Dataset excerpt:
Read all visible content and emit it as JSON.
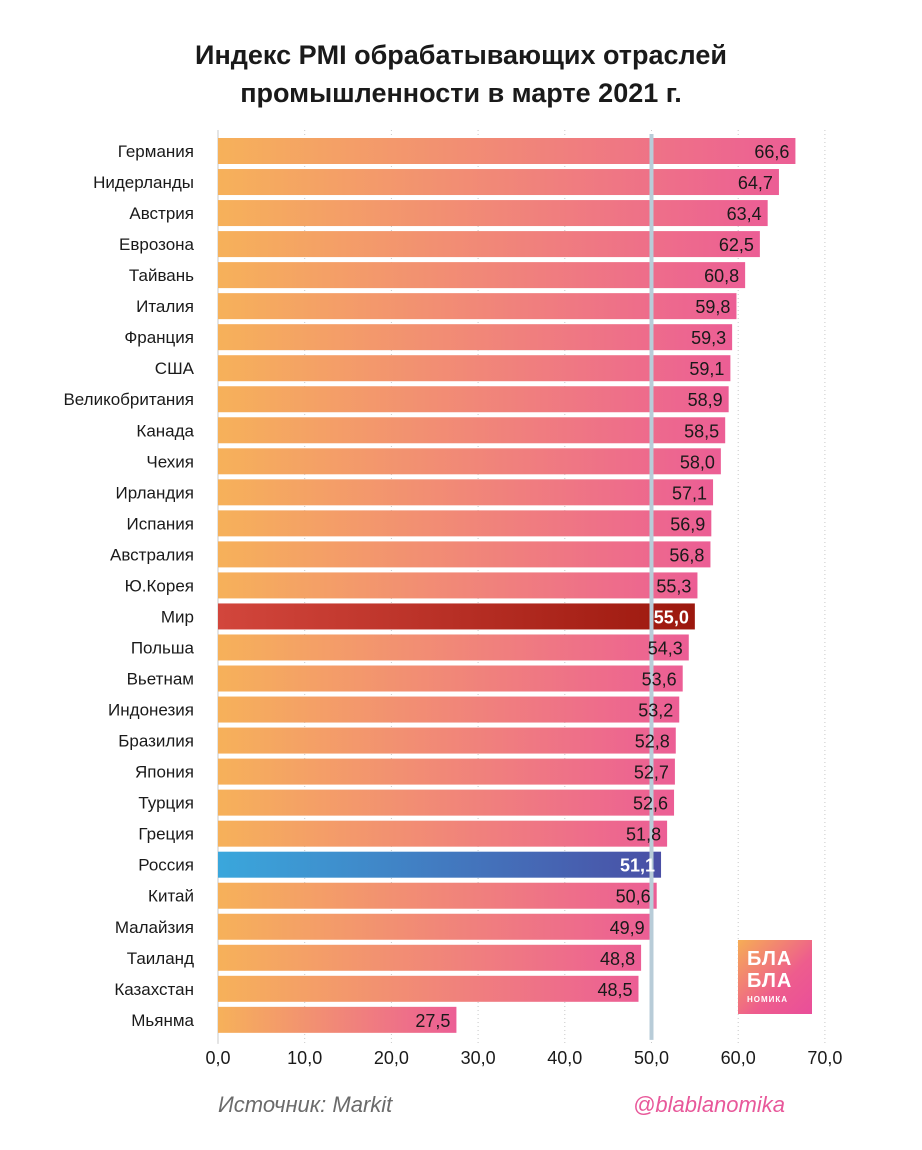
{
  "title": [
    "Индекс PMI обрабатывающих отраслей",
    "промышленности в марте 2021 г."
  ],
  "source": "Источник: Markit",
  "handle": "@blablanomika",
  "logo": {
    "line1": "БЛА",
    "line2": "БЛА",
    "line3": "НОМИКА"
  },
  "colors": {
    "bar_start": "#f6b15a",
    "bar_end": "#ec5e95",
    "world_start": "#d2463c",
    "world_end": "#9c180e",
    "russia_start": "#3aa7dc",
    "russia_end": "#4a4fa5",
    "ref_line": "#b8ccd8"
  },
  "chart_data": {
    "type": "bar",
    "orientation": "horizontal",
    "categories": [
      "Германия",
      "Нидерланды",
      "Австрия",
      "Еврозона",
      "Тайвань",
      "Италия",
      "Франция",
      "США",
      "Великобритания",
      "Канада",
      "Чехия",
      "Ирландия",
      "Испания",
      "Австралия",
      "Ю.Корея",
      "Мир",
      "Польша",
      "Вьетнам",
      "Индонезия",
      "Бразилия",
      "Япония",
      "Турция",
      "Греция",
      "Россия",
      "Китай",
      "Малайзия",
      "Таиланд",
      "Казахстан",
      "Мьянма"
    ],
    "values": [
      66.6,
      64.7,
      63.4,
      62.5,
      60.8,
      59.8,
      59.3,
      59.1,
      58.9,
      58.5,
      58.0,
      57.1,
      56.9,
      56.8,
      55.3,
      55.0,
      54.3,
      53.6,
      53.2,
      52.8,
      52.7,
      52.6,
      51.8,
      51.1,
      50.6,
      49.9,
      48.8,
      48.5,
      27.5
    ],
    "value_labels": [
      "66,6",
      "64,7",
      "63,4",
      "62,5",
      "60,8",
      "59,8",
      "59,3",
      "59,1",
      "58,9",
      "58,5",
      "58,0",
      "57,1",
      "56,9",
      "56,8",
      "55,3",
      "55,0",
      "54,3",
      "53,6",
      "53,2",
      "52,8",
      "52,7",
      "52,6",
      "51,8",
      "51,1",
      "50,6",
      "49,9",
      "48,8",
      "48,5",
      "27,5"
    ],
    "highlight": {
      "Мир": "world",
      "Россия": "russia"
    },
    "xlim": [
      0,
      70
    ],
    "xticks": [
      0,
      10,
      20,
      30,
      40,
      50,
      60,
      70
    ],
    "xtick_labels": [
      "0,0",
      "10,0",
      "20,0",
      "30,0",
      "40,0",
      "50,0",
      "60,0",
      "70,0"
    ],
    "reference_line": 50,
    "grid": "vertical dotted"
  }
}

* * *

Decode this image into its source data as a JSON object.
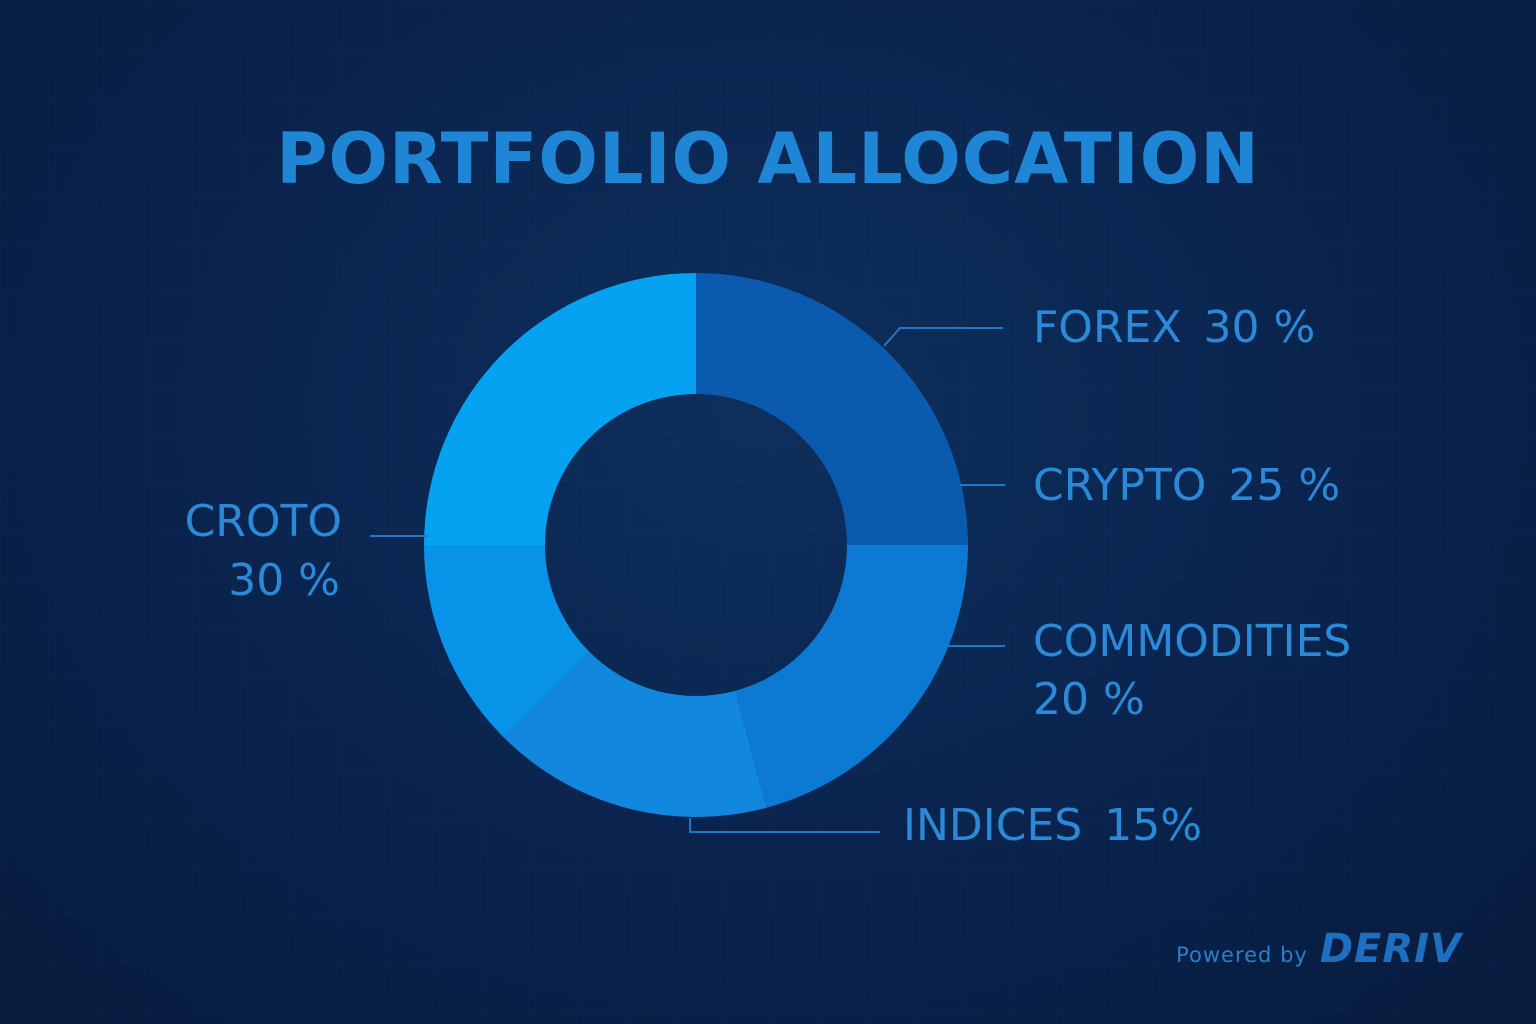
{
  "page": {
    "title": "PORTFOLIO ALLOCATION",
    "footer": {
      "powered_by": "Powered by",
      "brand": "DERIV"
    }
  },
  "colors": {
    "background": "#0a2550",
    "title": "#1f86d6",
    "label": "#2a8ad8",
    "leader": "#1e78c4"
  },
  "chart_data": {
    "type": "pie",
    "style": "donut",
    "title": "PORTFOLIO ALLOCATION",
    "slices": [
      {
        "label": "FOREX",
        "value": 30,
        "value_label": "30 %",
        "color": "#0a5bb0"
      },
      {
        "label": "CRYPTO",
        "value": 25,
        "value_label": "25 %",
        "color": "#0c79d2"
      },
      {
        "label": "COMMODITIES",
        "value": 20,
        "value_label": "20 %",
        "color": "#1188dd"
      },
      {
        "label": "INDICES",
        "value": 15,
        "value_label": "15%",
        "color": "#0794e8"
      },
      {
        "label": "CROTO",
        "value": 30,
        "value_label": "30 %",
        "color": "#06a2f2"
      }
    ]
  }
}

==

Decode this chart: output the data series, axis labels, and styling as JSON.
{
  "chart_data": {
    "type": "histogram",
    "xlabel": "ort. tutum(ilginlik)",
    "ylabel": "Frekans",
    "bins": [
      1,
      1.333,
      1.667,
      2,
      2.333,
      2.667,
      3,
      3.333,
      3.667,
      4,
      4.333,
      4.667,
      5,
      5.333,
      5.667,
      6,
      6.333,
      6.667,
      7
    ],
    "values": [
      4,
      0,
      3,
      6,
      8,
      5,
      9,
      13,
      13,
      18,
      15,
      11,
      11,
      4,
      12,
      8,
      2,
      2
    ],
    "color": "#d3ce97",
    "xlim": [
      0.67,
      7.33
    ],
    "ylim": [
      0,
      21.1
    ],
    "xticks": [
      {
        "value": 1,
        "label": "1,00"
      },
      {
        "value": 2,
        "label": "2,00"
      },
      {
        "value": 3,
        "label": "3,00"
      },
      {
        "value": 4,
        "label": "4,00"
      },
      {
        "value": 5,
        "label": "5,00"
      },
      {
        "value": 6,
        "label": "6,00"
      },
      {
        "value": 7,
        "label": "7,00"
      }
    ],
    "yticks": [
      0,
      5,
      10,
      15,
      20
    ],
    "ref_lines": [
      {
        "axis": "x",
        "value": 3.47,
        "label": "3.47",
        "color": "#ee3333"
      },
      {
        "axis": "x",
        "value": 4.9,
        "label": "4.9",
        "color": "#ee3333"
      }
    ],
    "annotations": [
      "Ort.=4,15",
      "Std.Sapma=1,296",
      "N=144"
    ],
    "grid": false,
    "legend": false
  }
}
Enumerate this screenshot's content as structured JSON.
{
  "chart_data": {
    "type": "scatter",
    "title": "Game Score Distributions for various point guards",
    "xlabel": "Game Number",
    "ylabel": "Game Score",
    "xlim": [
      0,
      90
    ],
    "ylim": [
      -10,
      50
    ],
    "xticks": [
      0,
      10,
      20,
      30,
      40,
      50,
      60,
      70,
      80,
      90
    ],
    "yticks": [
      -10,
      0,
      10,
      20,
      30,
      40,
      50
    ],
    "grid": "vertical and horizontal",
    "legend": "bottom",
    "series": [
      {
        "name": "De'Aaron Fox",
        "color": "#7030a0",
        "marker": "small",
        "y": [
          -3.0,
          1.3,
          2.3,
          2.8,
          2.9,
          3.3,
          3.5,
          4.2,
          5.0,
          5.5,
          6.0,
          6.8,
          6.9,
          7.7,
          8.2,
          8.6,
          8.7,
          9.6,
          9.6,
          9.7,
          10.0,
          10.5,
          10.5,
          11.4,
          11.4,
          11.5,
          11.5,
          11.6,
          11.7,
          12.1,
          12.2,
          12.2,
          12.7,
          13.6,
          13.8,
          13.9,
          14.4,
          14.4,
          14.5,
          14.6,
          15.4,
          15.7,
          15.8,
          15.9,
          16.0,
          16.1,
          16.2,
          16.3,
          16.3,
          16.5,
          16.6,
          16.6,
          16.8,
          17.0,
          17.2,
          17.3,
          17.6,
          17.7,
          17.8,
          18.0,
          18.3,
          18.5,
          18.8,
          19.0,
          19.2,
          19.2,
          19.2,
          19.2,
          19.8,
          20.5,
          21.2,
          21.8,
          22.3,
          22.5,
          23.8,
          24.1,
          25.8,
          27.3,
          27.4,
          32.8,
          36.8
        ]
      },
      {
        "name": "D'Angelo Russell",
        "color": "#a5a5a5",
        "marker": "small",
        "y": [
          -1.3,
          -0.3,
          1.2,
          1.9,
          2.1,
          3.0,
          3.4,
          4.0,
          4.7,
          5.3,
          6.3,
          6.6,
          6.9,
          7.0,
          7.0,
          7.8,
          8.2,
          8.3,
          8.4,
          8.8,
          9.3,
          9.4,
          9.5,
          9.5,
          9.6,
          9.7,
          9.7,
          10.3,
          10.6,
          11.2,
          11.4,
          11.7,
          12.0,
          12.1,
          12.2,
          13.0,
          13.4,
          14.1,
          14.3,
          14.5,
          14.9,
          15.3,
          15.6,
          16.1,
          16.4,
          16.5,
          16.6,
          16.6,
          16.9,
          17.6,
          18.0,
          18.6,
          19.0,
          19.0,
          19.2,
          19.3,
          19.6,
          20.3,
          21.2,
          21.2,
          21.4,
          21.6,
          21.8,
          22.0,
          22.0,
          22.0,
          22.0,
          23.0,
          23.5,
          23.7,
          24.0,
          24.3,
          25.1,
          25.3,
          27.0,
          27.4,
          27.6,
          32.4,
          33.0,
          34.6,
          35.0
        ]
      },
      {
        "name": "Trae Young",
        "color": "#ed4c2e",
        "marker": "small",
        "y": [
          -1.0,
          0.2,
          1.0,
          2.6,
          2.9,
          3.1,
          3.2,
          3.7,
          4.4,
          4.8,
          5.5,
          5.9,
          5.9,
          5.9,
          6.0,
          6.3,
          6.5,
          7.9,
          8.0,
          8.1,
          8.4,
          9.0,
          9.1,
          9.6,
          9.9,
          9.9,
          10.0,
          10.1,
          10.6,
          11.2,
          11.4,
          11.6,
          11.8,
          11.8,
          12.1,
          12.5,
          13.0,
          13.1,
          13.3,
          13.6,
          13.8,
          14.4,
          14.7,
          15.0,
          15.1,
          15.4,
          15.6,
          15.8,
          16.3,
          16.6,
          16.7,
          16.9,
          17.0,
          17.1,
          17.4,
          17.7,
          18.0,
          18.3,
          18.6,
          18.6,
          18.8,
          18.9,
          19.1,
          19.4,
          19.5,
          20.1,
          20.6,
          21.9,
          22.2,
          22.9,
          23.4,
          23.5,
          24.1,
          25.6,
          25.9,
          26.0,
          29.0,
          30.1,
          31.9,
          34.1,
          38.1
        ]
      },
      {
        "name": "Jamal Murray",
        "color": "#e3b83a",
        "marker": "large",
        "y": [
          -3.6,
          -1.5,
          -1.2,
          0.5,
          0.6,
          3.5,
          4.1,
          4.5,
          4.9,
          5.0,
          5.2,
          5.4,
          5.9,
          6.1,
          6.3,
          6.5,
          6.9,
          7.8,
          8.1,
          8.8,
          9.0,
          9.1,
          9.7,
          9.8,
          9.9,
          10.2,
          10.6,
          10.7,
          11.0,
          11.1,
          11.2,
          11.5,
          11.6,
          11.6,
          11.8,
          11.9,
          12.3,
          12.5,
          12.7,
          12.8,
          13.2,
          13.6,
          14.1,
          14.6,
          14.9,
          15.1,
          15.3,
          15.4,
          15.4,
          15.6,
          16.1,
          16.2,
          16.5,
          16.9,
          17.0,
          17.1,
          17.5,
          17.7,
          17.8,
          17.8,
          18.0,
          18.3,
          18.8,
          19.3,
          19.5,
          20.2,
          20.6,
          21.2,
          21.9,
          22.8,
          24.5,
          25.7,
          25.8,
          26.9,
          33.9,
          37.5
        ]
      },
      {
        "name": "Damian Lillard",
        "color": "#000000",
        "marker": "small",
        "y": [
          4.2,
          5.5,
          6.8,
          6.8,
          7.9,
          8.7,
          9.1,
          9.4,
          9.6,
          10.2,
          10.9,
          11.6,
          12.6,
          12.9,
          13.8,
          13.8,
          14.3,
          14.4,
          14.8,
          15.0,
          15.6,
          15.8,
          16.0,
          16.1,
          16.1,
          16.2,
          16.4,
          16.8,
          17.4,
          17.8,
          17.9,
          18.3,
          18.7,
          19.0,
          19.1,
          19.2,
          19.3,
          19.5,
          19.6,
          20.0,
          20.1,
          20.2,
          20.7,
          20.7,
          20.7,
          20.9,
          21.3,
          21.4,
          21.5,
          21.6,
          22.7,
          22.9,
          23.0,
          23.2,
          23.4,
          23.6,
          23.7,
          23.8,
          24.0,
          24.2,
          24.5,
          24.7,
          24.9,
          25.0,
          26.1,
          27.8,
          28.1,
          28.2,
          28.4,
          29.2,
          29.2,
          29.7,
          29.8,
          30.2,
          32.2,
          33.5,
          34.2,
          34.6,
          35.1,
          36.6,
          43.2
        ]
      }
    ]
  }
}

**Task details**
For each line in the data above that contains the string "type", extract the line.

**Output of the task**
    "type": "bar",
    "type": "pie",
    "type": "histogram",
    "type": "scatter",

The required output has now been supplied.